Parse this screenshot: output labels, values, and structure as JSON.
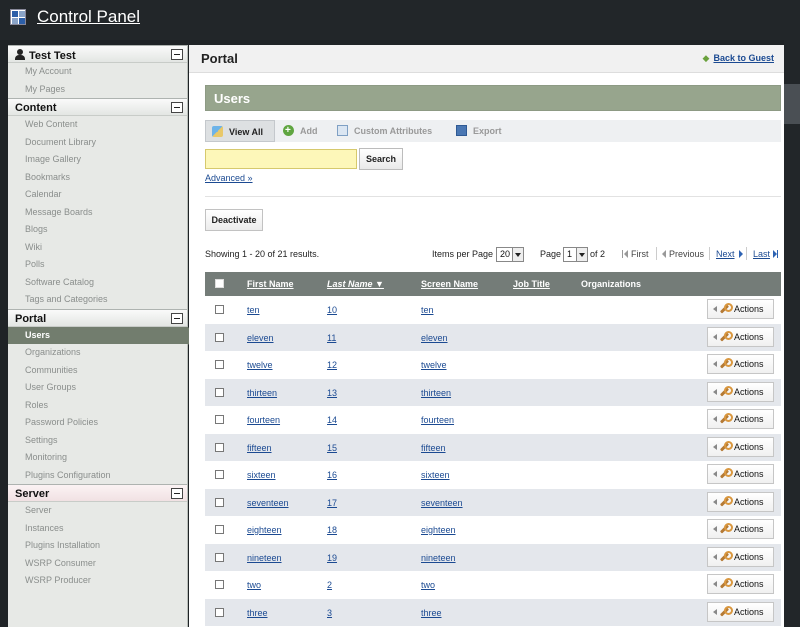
{
  "header": {
    "title": "Control Panel"
  },
  "sidebar": {
    "user_section": {
      "title": "Test Test",
      "items": [
        "My Account",
        "My Pages"
      ]
    },
    "content_section": {
      "title": "Content",
      "items": [
        "Web Content",
        "Document Library",
        "Image Gallery",
        "Bookmarks",
        "Calendar",
        "Message Boards",
        "Blogs",
        "Wiki",
        "Polls",
        "Software Catalog",
        "Tags and Categories"
      ]
    },
    "portal_section": {
      "title": "Portal",
      "items": [
        "Users",
        "Organizations",
        "Communities",
        "User Groups",
        "Roles",
        "Password Policies",
        "Settings",
        "Monitoring",
        "Plugins Configuration"
      ],
      "active": "Users"
    },
    "server_section": {
      "title": "Server",
      "items": [
        "Server",
        "Instances",
        "Plugins Installation",
        "WSRP Consumer",
        "WSRP Producer"
      ]
    }
  },
  "main": {
    "title": "Portal",
    "back_link": "Back to Guest",
    "portlet_title": "Users",
    "tabs": {
      "view_all": "View All",
      "add": "Add",
      "custom_attributes": "Custom Attributes",
      "export": "Export"
    },
    "search": {
      "value": "",
      "button": "Search",
      "advanced": "Advanced »"
    },
    "deactivate_button": "Deactivate",
    "pagination": {
      "results": "Showing 1 - 20 of 21 results.",
      "items_per_page_label": "Items per Page",
      "items_per_page": "20",
      "page_label": "Page",
      "page": "1",
      "of_label": "of 2",
      "first": "First",
      "previous": "Previous",
      "next": "Next",
      "last": "Last"
    },
    "table": {
      "columns": {
        "first_name": "First Name",
        "last_name": "Last Name ▼",
        "screen_name": "Screen Name",
        "job_title": "Job Title",
        "organizations": "Organizations"
      },
      "action_label": "Actions",
      "rows": [
        {
          "first": "ten",
          "last": "10",
          "screen": "ten"
        },
        {
          "first": "eleven",
          "last": "11",
          "screen": "eleven"
        },
        {
          "first": "twelve",
          "last": "12",
          "screen": "twelve"
        },
        {
          "first": "thirteen",
          "last": "13",
          "screen": "thirteen"
        },
        {
          "first": "fourteen",
          "last": "14",
          "screen": "fourteen"
        },
        {
          "first": "fifteen",
          "last": "15",
          "screen": "fifteen"
        },
        {
          "first": "sixteen",
          "last": "16",
          "screen": "sixteen"
        },
        {
          "first": "seventeen",
          "last": "17",
          "screen": "seventeen"
        },
        {
          "first": "eighteen",
          "last": "18",
          "screen": "eighteen"
        },
        {
          "first": "nineteen",
          "last": "19",
          "screen": "nineteen"
        },
        {
          "first": "two",
          "last": "2",
          "screen": "two"
        },
        {
          "first": "three",
          "last": "3",
          "screen": "three"
        }
      ]
    }
  },
  "colors": {
    "topbar": "#222629",
    "portlet_header": "#97a58d",
    "table_header": "#747c78",
    "active_nav": "#727d6e",
    "link": "#1b4a92"
  }
}
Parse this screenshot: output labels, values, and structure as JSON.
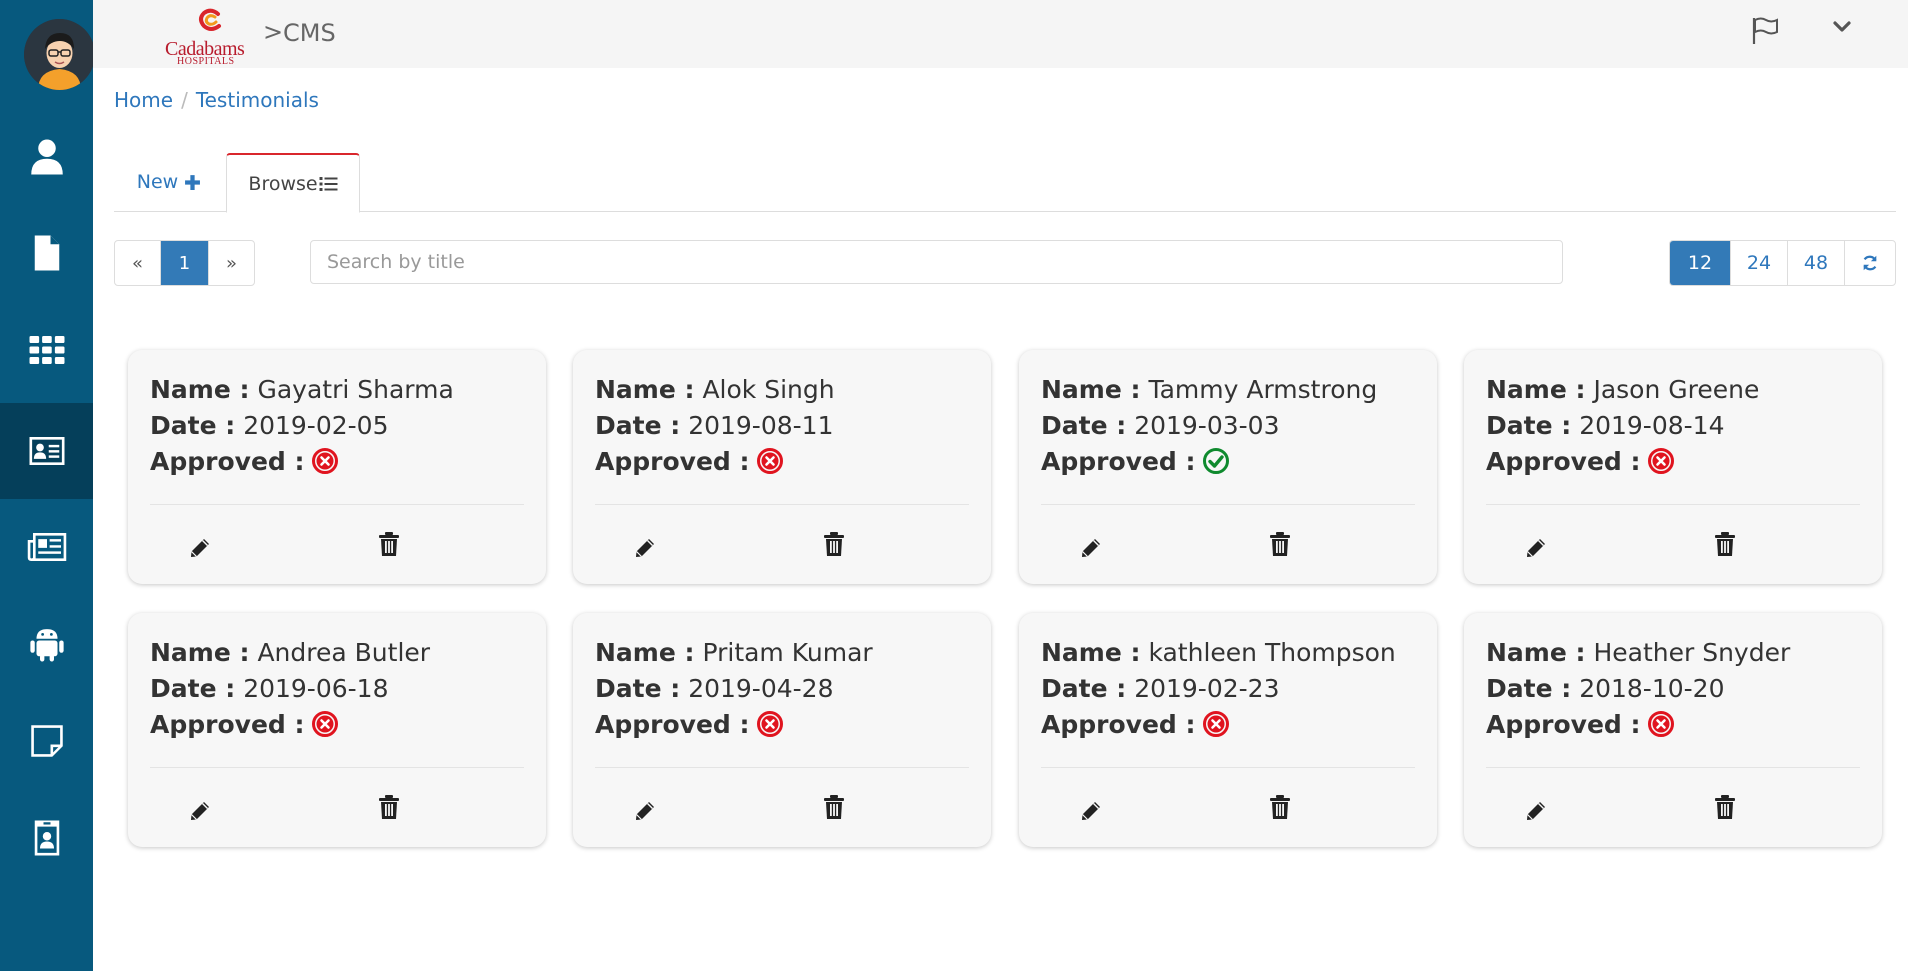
{
  "header": {
    "logo_text": "Cadabams",
    "logo_subtext": "HOSPITALS",
    "separator": ">",
    "app_title": "CMS"
  },
  "sidebar": {
    "items": [
      {
        "icon": "user-icon"
      },
      {
        "icon": "file-icon"
      },
      {
        "icon": "grid-icon"
      },
      {
        "icon": "id-card-icon",
        "active": true
      },
      {
        "icon": "newspaper-icon"
      },
      {
        "icon": "android-icon"
      },
      {
        "icon": "sticky-note-icon"
      },
      {
        "icon": "id-badge-icon"
      }
    ]
  },
  "breadcrumb": {
    "home": "Home",
    "separator": "/",
    "current": "Testimonials"
  },
  "tabs": {
    "new_label": "New",
    "browse_label": "Browse"
  },
  "pagination": {
    "prev": "«",
    "current": "1",
    "next": "»"
  },
  "search": {
    "placeholder": "Search by title"
  },
  "per_page": {
    "options": [
      "12",
      "24",
      "48"
    ],
    "selected": "12"
  },
  "labels": {
    "name": "Name :",
    "date": "Date :",
    "approved": "Approved :"
  },
  "colors": {
    "sidebar": "#07597e",
    "accent": "#337ab7",
    "approved_yes": "#0f8a2e",
    "approved_no": "#e0141f"
  },
  "testimonials": [
    {
      "name": "Gayatri Sharma",
      "date": "2019-02-05",
      "approved": false
    },
    {
      "name": "Alok Singh",
      "date": "2019-08-11",
      "approved": false
    },
    {
      "name": "Tammy Armstrong",
      "date": "2019-03-03",
      "approved": true
    },
    {
      "name": "Jason Greene",
      "date": "2019-08-14",
      "approved": false
    },
    {
      "name": "Andrea Butler",
      "date": "2019-06-18",
      "approved": false
    },
    {
      "name": "Pritam Kumar",
      "date": "2019-04-28",
      "approved": false
    },
    {
      "name": "kathleen Thompson",
      "date": "2019-02-23",
      "approved": false
    },
    {
      "name": "Heather Snyder",
      "date": "2018-10-20",
      "approved": false
    }
  ]
}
····················
# GOAL OF THE EXERCISE:
Give every record back exactly as it reads, with no images.

# CORRECT ANSWER:
Parse this screenshot: output labels, values, and structure as JSON.
{
  "header": {
    "title": "Control Panel"
  },
  "sidebar": {
    "user_section": {
      "title": "Test Test",
      "items": [
        "My Account",
        "My Pages"
      ]
    },
    "content_section": {
      "title": "Content",
      "items": [
        "Web Content",
        "Document Library",
        "Image Gallery",
        "Bookmarks",
        "Calendar",
        "Message Boards",
        "Blogs",
        "Wiki",
        "Polls",
        "Software Catalog",
        "Tags and Categories"
      ]
    },
    "portal_section": {
      "title": "Portal",
      "items": [
        "Users",
        "Organizations",
        "Communities",
        "User Groups",
        "Roles",
        "Password Policies",
        "Settings",
        "Monitoring",
        "Plugins Configuration"
      ],
      "active": "Users"
    },
    "server_section": {
      "title": "Server",
      "items": [
        "Server",
        "Instances",
        "Plugins Installation",
        "WSRP Consumer",
        "WSRP Producer"
      ]
    }
  },
  "main": {
    "title": "Portal",
    "back_link": "Back to Guest",
    "portlet_title": "Users",
    "tabs": {
      "view_all": "View All",
      "add": "Add",
      "custom_attributes": "Custom Attributes",
      "export": "Export"
    },
    "search": {
      "value": "",
      "button": "Search",
      "advanced": "Advanced »"
    },
    "deactivate_button": "Deactivate",
    "pagination": {
      "results": "Showing 1 - 20 of 21 results.",
      "items_per_page_label": "Items per Page",
      "items_per_page": "20",
      "page_label": "Page",
      "page": "1",
      "of_label": "of 2",
      "first": "First",
      "previous": "Previous",
      "next": "Next",
      "last": "Last"
    },
    "table": {
      "columns": {
        "first_name": "First Name",
        "last_name": "Last Name ▼",
        "screen_name": "Screen Name",
        "job_title": "Job Title",
        "organizations": "Organizations"
      },
      "action_label": "Actions",
      "rows": [
        {
          "first": "ten",
          "last": "10",
          "screen": "ten"
        },
        {
          "first": "eleven",
          "last": "11",
          "screen": "eleven"
        },
        {
          "first": "twelve",
          "last": "12",
          "screen": "twelve"
        },
        {
          "first": "thirteen",
          "last": "13",
          "screen": "thirteen"
        },
        {
          "first": "fourteen",
          "last": "14",
          "screen": "fourteen"
        },
        {
          "first": "fifteen",
          "last": "15",
          "screen": "fifteen"
        },
        {
          "first": "sixteen",
          "last": "16",
          "screen": "sixteen"
        },
        {
          "first": "seventeen",
          "last": "17",
          "screen": "seventeen"
        },
        {
          "first": "eighteen",
          "last": "18",
          "screen": "eighteen"
        },
        {
          "first": "nineteen",
          "last": "19",
          "screen": "nineteen"
        },
        {
          "first": "two",
          "last": "2",
          "screen": "two"
        },
        {
          "first": "three",
          "last": "3",
          "screen": "three"
        }
      ]
    }
  },
  "colors": {
    "topbar": "#222629",
    "portlet_header": "#97a58d",
    "table_header": "#747c78",
    "active_nav": "#727d6e",
    "link": "#1b4a92"
  }
}
Parse this screenshot: output labels, values, and structure as JSON.
{
  "header": {
    "logo_text": "Cadabams",
    "logo_subtext": "HOSPITALS",
    "separator": ">",
    "app_title": "CMS"
  },
  "sidebar": {
    "items": [
      {
        "icon": "user-icon"
      },
      {
        "icon": "file-icon"
      },
      {
        "icon": "grid-icon"
      },
      {
        "icon": "id-card-icon",
        "active": true
      },
      {
        "icon": "newspaper-icon"
      },
      {
        "icon": "android-icon"
      },
      {
        "icon": "sticky-note-icon"
      },
      {
        "icon": "id-badge-icon"
      }
    ]
  },
  "breadcrumb": {
    "home": "Home",
    "separator": "/",
    "current": "Testimonials"
  },
  "tabs": {
    "new_label": "New",
    "browse_label": "Browse"
  },
  "pagination": {
    "prev": "«",
    "current": "1",
    "next": "»"
  },
  "search": {
    "placeholder": "Search by title"
  },
  "per_page": {
    "options": [
      "12",
      "24",
      "48"
    ],
    "selected": "12"
  },
  "labels": {
    "name": "Name :",
    "date": "Date :",
    "approved": "Approved :"
  },
  "colors": {
    "sidebar": "#07597e",
    "accent": "#337ab7",
    "approved_yes": "#0f8a2e",
    "approved_no": "#e0141f"
  },
  "testimonials": [
    {
      "name": "Gayatri Sharma",
      "date": "2019-02-05",
      "approved": false
    },
    {
      "name": "Alok Singh",
      "date": "2019-08-11",
      "approved": false
    },
    {
      "name": "Tammy Armstrong",
      "date": "2019-03-03",
      "approved": true
    },
    {
      "name": "Jason Greene",
      "date": "2019-08-14",
      "approved": false
    },
    {
      "name": "Andrea Butler",
      "date": "2019-06-18",
      "approved": false
    },
    {
      "name": "Pritam Kumar",
      "date": "2019-04-28",
      "approved": false
    },
    {
      "name": "kathleen Thompson",
      "date": "2019-02-23",
      "approved": false
    },
    {
      "name": "Heather Snyder",
      "date": "2018-10-20",
      "approved": false
    }
  ]
}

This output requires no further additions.